THE TASK »
From the entries below, copy every line that holds the word "لمناقشة".
########
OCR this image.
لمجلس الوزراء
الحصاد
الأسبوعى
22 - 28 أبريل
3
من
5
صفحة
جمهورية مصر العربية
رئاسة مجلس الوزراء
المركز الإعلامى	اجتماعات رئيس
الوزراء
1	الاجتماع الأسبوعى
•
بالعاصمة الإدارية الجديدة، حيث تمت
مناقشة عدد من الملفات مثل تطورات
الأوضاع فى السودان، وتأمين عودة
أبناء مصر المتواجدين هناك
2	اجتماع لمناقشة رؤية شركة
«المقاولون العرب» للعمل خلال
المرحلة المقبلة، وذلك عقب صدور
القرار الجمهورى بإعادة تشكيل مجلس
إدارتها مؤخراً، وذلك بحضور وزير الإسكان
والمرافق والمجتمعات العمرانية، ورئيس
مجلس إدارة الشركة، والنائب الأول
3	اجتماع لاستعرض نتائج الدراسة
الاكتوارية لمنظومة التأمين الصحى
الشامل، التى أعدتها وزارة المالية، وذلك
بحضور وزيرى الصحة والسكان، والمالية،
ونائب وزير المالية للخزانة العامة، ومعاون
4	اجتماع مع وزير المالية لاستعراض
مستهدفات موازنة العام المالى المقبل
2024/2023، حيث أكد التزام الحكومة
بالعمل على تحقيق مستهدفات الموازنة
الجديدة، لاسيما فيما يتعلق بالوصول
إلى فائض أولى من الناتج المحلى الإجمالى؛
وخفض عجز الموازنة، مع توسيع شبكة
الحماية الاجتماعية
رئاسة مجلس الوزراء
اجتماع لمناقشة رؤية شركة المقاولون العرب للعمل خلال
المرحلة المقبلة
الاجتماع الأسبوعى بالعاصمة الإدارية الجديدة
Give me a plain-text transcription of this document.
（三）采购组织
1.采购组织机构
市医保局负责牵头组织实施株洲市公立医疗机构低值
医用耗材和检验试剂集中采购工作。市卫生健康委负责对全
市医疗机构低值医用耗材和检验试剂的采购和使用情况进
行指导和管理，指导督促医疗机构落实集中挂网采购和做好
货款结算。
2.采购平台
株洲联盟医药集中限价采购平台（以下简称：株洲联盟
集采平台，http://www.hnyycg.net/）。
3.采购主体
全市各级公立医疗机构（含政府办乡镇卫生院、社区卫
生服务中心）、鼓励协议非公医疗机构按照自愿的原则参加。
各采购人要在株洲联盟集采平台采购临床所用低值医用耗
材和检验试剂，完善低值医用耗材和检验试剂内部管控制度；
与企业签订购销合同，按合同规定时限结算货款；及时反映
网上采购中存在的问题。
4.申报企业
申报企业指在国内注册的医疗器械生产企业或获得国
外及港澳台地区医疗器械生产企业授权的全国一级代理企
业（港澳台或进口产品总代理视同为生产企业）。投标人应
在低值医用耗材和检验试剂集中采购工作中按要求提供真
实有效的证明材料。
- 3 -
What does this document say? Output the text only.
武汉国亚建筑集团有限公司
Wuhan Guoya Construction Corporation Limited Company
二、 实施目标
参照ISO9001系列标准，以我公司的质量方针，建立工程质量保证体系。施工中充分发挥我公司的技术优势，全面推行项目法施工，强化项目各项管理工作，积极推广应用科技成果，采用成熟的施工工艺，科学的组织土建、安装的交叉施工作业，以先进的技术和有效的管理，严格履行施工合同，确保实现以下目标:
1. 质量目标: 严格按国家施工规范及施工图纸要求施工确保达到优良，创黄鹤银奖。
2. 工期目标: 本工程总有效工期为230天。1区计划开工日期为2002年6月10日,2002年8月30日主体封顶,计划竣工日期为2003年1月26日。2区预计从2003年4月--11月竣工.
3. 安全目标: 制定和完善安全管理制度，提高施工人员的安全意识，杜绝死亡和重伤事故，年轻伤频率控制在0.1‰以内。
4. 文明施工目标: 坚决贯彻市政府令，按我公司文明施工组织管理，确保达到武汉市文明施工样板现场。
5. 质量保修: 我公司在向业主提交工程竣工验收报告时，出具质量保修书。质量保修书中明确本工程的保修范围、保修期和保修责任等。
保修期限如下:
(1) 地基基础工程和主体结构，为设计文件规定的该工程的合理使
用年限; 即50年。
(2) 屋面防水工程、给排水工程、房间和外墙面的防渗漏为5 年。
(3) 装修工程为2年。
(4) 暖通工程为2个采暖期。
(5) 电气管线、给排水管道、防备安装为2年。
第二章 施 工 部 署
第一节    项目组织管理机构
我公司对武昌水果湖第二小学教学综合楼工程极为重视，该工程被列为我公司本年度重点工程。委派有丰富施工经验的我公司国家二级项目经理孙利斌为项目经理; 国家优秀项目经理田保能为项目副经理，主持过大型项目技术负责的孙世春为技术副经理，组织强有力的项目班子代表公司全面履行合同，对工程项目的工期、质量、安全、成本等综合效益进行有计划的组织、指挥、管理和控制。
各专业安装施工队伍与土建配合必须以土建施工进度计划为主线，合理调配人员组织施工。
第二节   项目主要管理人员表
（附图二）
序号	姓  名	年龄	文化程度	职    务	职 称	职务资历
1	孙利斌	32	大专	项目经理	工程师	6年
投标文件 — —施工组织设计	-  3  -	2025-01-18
########
THE SOLUTION »
2	اجتماع لمناقشة رؤية شركة
اجتماع لمناقشة رؤية شركة المقاولون العرب للعمل خلال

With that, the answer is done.